● Given request:
Output the data below in full, character for character.

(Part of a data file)
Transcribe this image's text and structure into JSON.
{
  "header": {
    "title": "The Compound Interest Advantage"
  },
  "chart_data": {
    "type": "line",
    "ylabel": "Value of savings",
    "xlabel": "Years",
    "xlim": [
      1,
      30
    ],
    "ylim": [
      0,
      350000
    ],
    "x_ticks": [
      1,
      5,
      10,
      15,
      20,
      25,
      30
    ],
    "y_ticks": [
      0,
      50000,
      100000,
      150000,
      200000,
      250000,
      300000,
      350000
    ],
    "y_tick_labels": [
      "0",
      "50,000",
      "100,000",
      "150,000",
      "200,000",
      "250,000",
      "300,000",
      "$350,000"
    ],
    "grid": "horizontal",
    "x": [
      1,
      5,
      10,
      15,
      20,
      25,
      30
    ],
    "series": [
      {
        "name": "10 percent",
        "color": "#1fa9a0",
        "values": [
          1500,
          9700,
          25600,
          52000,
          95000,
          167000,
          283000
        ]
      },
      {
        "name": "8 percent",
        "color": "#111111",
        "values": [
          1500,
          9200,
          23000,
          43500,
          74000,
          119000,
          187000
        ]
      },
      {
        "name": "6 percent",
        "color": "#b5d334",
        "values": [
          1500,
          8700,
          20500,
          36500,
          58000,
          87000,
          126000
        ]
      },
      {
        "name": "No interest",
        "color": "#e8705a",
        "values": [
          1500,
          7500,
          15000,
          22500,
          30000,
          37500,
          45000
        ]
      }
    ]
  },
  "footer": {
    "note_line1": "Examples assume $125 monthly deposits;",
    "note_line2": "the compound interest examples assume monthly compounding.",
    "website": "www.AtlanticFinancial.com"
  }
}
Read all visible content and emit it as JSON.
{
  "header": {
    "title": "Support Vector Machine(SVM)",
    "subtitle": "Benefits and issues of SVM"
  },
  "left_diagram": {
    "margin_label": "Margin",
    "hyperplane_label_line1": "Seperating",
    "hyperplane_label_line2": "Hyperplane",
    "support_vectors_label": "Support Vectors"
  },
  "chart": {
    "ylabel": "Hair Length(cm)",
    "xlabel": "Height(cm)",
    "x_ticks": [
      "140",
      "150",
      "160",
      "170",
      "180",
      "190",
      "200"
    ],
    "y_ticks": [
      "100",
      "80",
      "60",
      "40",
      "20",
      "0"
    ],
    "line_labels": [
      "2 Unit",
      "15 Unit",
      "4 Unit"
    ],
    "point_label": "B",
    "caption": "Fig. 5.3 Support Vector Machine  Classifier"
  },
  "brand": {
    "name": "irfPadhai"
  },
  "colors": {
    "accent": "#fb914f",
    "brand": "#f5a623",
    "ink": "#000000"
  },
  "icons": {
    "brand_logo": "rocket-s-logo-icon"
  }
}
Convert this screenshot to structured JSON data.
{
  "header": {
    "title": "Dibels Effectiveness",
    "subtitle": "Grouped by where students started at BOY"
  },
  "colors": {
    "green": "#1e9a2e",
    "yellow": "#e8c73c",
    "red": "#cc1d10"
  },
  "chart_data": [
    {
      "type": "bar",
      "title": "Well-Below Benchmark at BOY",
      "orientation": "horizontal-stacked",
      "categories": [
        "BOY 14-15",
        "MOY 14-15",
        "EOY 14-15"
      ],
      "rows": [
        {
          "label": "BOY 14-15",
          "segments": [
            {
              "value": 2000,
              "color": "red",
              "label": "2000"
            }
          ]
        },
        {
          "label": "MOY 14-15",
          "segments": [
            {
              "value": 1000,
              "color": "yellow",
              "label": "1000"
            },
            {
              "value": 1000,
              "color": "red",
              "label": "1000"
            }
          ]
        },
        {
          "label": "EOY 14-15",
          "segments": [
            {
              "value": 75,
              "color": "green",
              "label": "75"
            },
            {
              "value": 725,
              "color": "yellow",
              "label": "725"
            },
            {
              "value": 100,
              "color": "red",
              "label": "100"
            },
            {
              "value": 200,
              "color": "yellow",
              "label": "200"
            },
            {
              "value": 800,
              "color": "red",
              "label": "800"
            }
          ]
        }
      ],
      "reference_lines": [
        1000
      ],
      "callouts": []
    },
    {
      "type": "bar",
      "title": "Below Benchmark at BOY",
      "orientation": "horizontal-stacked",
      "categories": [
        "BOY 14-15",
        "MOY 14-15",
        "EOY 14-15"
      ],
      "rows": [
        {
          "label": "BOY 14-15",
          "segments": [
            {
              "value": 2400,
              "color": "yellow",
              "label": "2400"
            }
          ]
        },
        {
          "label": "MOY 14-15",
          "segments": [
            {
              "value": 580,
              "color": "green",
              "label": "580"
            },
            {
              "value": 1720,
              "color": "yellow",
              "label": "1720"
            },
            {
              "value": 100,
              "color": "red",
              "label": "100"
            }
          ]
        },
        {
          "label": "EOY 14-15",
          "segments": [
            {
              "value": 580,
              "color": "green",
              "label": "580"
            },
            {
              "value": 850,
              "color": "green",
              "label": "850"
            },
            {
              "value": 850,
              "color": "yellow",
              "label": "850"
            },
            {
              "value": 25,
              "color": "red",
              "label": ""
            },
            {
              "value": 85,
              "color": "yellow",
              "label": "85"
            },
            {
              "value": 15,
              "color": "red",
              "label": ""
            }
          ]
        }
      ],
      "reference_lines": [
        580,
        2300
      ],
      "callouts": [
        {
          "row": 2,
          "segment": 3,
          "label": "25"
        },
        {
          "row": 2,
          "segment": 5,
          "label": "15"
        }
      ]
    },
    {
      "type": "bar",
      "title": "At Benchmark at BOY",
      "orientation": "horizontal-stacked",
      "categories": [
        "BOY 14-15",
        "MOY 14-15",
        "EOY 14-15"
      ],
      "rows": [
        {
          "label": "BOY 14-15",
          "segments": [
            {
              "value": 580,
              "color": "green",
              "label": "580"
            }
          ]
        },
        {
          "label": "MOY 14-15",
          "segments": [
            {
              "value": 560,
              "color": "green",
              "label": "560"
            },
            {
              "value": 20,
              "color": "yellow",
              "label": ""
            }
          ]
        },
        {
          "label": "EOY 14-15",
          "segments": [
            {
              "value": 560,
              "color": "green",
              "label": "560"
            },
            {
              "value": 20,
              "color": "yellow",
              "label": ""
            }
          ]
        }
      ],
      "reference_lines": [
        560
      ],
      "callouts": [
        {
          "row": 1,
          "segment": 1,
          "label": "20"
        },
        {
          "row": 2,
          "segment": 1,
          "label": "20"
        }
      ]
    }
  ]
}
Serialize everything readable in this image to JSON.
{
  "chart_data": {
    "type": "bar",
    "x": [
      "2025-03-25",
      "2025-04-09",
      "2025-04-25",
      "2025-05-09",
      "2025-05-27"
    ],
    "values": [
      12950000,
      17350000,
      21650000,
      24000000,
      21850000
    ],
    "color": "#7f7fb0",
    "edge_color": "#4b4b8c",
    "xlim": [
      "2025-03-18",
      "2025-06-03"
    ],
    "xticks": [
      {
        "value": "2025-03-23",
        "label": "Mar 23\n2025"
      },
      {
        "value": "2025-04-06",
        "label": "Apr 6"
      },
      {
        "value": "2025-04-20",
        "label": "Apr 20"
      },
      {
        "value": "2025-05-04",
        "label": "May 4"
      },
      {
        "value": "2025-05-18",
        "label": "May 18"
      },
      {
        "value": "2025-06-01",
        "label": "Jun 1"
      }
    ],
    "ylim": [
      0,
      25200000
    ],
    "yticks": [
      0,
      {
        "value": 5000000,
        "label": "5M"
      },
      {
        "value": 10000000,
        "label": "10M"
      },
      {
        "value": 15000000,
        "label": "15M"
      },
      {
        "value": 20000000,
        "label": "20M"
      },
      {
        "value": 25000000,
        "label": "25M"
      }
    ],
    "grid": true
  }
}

● Written response:
Transcribe this image's text and structure into JSON.
{
  "header": {
    "title": "The Compound Interest Advantage"
  },
  "chart_data": {
    "type": "line",
    "ylabel": "Value of savings",
    "xlabel": "Years",
    "xlim": [
      1,
      30
    ],
    "ylim": [
      0,
      350000
    ],
    "x_ticks": [
      1,
      5,
      10,
      15,
      20,
      25,
      30
    ],
    "y_ticks": [
      0,
      50000,
      100000,
      150000,
      200000,
      250000,
      300000,
      350000
    ],
    "y_tick_labels": [
      "0",
      "50,000",
      "100,000",
      "150,000",
      "200,000",
      "250,000",
      "300,000",
      "$350,000"
    ],
    "grid": "horizontal",
    "x": [
      1,
      5,
      10,
      15,
      20,
      25,
      30
    ],
    "series": [
      {
        "name": "10 percent",
        "color": "#1fa9a0",
        "values": [
          1500,
          9700,
          25600,
          52000,
          95000,
          167000,
          283000
        ]
      },
      {
        "name": "8 percent",
        "color": "#111111",
        "values": [
          1500,
          9200,
          23000,
          43500,
          74000,
          119000,
          187000
        ]
      },
      {
        "name": "6 percent",
        "color": "#b5d334",
        "values": [
          1500,
          8700,
          20500,
          36500,
          58000,
          87000,
          126000
        ]
      },
      {
        "name": "No interest",
        "color": "#e8705a",
        "values": [
          1500,
          7500,
          15000,
          22500,
          30000,
          37500,
          45000
        ]
      }
    ]
  },
  "footer": {
    "note_line1": "Examples assume $125 monthly deposits;",
    "note_line2": "the compound interest examples assume monthly compounding.",
    "website": "www.AtlanticFinancial.com"
  }
}
Read all visible content and emit it as JSON.
{
  "header": {
    "title": "Support Vector Machine(SVM)",
    "subtitle": "Benefits and issues of SVM"
  },
  "left_diagram": {
    "margin_label": "Margin",
    "hyperplane_label_line1": "Seperating",
    "hyperplane_label_line2": "Hyperplane",
    "support_vectors_label": "Support Vectors"
  },
  "chart": {
    "ylabel": "Hair Length(cm)",
    "xlabel": "Height(cm)",
    "x_ticks": [
      "140",
      "150",
      "160",
      "170",
      "180",
      "190",
      "200"
    ],
    "y_ticks": [
      "100",
      "80",
      "60",
      "40",
      "20",
      "0"
    ],
    "line_labels": [
      "2 Unit",
      "15 Unit",
      "4 Unit"
    ],
    "point_label": "B",
    "caption": "Fig. 5.3 Support Vector Machine  Classifier"
  },
  "brand": {
    "name": "irfPadhai"
  },
  "colors": {
    "accent": "#fb914f",
    "brand": "#f5a623",
    "ink": "#000000"
  },
  "icons": {
    "brand_logo": "rocket-s-logo-icon"
  }
}
Convert this screenshot to structured JSON data.
{
  "header": {
    "title": "Dibels Effectiveness",
    "subtitle": "Grouped by where students started at BOY"
  },
  "colors": {
    "green": "#1e9a2e",
    "yellow": "#e8c73c",
    "red": "#cc1d10"
  },
  "chart_data": [
    {
      "type": "bar",
      "title": "Well-Below Benchmark at BOY",
      "orientation": "horizontal-stacked",
      "categories": [
        "BOY 14-15",
        "MOY 14-15",
        "EOY 14-15"
      ],
      "rows": [
        {
          "label": "BOY 14-15",
          "segments": [
            {
              "value": 2000,
              "color": "red",
              "label": "2000"
            }
          ]
        },
        {
          "label": "MOY 14-15",
          "segments": [
            {
              "value": 1000,
              "color": "yellow",
              "label": "1000"
            },
            {
              "value": 1000,
              "color": "red",
              "label": "1000"
            }
          ]
        },
        {
          "label": "EOY 14-15",
          "segments": [
            {
              "value": 75,
              "color": "green",
              "label": "75"
            },
            {
              "value": 725,
              "color": "yellow",
              "label": "725"
            },
            {
              "value": 100,
              "color": "red",
              "label": "100"
            },
            {
              "value": 200,
              "color": "yellow",
              "label": "200"
            },
            {
              "value": 800,
              "color": "red",
              "label": "800"
            }
          ]
        }
      ],
      "reference_lines": [
        1000
      ],
      "callouts": []
    },
    {
      "type": "bar",
      "title": "Below Benchmark at BOY",
      "orientation": "horizontal-stacked",
      "categories": [
        "BOY 14-15",
        "MOY 14-15",
        "EOY 14-15"
      ],
      "rows": [
        {
          "label": "BOY 14-15",
          "segments": [
            {
              "value": 2400,
              "color": "yellow",
              "label": "2400"
            }
          ]
        },
        {
          "label": "MOY 14-15",
          "segments": [
            {
              "value": 580,
              "color": "green",
              "label": "580"
            },
            {
              "value": 1720,
              "color": "yellow",
              "label": "1720"
            },
            {
              "value": 100,
              "color": "red",
              "label": "100"
            }
          ]
        },
        {
          "label": "EOY 14-15",
          "segments": [
            {
              "value": 580,
              "color": "green",
              "label": "580"
            },
            {
              "value": 850,
              "color": "green",
              "label": "850"
            },
            {
              "value": 850,
              "color": "yellow",
              "label": "850"
            },
            {
              "value": 25,
              "color": "red",
              "label": ""
            },
            {
              "value": 85,
              "color": "yellow",
              "label": "85"
            },
            {
              "value": 15,
              "color": "red",
              "label": ""
            }
          ]
        }
      ],
      "reference_lines": [
        580,
        2300
      ],
      "callouts": [
        {
          "row": 2,
          "segment": 3,
          "label": "25"
        },
        {
          "row": 2,
          "segment": 5,
          "label": "15"
        }
      ]
    },
    {
      "type": "bar",
      "title": "At Benchmark at BOY",
      "orientation": "horizontal-stacked",
      "categories": [
        "BOY 14-15",
        "MOY 14-15",
        "EOY 14-15"
      ],
      "rows": [
        {
          "label": "BOY 14-15",
          "segments": [
            {
              "value": 580,
              "color": "green",
              "label": "580"
            }
          ]
        },
        {
          "label": "MOY 14-15",
          "segments": [
            {
              "value": 560,
              "color": "green",
              "label": "560"
            },
            {
              "value": 20,
              "color": "yellow",
              "label": ""
            }
          ]
        },
        {
          "label": "EOY 14-15",
          "segments": [
            {
              "value": 560,
              "color": "green",
              "label": "560"
            },
            {
              "value": 20,
              "color": "yellow",
              "label": ""
            }
          ]
        }
      ],
      "reference_lines": [
        560
      ],
      "callouts": [
        {
          "row": 1,
          "segment": 1,
          "label": "20"
        },
        {
          "row": 2,
          "segment": 1,
          "label": "20"
        }
      ]
    }
  ]
}
Serialize everything readable in this image to JSON.
{
  "chart_data": {
    "type": "bar",
    "x": [
      "2025-03-25",
      "2025-04-09",
      "2025-04-25",
      "2025-05-09",
      "2025-05-27"
    ],
    "values": [
      12950000,
      17350000,
      21650000,
      24000000,
      21850000
    ],
    "color": "#7f7fb0",
    "edge_color": "#4b4b8c",
    "xlim": [
      "2025-03-18",
      "2025-06-03"
    ],
    "xticks": [
      {
        "value": "2025-03-23",
        "label": "Mar 23\n2025"
      },
      {
        "value": "2025-04-06",
        "label": "Apr 6"
      },
      {
        "value": "2025-04-20",
        "label": "Apr 20"
      },
      {
        "value": "2025-05-04",
        "label": "May 4"
      },
      {
        "value": "2025-05-18",
        "label": "May 18"
      },
      {
        "value": "2025-06-01",
        "label": "Jun 1"
      }
    ],
    "ylim": [
      0,
      25200000
    ],
    "yticks": [
      0,
      {
        "value": 5000000,
        "label": "5M"
      },
      {
        "value": 10000000,
        "label": "10M"
      },
      {
        "value": 15000000,
        "label": "15M"
      },
      {
        "value": 20000000,
        "label": "20M"
      },
      {
        "value": 25000000,
        "label": "25M"
      }
    ],
    "grid": true
  }
}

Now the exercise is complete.